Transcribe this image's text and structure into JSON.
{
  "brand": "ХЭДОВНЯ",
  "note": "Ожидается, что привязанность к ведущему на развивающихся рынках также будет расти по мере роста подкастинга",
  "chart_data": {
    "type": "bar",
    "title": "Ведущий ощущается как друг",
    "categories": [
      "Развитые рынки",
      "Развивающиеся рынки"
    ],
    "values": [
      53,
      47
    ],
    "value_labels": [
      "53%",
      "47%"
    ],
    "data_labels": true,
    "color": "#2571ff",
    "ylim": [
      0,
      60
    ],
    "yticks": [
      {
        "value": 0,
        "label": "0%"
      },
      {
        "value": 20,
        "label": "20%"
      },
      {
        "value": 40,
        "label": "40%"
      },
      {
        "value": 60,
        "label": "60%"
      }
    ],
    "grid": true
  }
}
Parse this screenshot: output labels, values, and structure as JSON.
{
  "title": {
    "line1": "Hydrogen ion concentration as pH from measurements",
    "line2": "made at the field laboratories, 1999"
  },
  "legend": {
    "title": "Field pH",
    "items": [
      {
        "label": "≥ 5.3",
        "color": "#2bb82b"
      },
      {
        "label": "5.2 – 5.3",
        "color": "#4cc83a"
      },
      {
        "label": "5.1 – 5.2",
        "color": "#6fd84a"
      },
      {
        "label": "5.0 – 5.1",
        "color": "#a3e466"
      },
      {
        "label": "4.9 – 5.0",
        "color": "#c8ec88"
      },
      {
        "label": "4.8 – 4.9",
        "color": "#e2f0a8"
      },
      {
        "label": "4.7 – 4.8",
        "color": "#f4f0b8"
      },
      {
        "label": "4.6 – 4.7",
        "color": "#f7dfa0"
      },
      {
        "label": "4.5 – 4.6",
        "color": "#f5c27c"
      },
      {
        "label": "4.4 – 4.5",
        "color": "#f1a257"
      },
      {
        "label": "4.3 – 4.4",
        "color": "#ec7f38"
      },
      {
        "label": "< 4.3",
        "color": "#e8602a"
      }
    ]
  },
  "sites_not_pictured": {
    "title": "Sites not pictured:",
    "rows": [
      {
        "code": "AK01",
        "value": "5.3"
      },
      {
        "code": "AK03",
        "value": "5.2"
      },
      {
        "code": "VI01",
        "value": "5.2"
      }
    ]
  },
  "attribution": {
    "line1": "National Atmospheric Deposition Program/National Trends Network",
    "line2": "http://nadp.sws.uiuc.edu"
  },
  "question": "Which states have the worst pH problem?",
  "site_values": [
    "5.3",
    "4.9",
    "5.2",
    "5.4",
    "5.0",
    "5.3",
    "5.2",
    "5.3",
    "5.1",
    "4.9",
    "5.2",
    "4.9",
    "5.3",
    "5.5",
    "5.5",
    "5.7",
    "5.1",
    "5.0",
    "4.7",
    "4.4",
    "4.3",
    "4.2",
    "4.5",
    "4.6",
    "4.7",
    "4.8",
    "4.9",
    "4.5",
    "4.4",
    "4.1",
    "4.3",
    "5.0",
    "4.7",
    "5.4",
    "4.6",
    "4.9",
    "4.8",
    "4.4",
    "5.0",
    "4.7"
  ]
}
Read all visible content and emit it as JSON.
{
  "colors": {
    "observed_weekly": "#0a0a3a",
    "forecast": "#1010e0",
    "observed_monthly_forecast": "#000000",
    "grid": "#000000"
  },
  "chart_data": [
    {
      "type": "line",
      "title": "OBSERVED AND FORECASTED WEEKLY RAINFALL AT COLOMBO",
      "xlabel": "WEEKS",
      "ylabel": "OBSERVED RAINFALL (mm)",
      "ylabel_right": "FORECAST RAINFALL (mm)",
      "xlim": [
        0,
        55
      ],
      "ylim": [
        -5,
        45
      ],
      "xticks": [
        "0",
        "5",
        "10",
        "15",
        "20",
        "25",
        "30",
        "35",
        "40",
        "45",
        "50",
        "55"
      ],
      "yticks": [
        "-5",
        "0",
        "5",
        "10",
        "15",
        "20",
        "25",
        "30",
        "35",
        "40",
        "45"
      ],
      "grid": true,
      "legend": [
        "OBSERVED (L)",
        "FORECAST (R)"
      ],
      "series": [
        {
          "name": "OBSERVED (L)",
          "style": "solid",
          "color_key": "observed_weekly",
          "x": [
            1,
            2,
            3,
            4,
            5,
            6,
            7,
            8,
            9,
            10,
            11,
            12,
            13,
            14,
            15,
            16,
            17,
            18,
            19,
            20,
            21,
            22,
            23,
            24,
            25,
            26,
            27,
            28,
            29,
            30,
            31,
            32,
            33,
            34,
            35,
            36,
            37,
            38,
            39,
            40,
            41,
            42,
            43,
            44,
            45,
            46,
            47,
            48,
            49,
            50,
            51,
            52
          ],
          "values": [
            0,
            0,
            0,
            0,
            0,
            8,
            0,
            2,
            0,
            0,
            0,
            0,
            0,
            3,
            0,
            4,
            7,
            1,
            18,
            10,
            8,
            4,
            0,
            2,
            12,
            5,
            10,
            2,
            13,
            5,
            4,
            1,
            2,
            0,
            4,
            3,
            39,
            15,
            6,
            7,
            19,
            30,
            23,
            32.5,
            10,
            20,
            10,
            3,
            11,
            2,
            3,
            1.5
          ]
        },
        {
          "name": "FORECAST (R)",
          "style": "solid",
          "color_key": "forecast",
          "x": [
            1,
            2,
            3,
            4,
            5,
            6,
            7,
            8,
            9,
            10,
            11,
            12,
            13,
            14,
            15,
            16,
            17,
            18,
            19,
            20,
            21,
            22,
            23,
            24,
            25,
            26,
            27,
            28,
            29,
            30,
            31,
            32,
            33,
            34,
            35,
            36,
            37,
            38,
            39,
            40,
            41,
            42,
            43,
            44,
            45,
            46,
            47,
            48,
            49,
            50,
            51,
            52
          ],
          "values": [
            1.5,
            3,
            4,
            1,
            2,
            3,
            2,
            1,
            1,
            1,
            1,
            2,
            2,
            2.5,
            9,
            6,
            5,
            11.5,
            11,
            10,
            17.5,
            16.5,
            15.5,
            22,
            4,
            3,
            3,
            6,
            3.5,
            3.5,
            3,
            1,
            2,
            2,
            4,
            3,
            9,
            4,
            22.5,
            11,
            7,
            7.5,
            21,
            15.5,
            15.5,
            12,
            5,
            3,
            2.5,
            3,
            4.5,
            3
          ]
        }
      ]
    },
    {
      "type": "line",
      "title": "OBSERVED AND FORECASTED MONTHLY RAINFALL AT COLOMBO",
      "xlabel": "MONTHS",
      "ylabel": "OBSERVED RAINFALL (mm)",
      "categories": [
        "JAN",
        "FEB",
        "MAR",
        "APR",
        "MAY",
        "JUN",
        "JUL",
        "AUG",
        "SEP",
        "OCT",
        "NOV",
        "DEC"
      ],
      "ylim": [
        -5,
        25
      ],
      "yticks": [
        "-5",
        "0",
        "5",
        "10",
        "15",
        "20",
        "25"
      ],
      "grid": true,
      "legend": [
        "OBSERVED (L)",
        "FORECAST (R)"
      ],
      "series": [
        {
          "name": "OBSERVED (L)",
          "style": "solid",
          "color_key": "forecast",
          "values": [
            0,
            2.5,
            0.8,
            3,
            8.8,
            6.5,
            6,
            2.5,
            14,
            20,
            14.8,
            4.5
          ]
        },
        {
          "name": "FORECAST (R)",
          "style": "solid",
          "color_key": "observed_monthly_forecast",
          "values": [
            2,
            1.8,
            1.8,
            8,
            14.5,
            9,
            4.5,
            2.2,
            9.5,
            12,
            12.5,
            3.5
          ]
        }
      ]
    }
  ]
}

----

**Aim**
Copy all lines from the entries that contain the word "true".

**Reply to the exercise**
    "data_labels": true,
    "grid": true
      "grid": true,
      "grid": true,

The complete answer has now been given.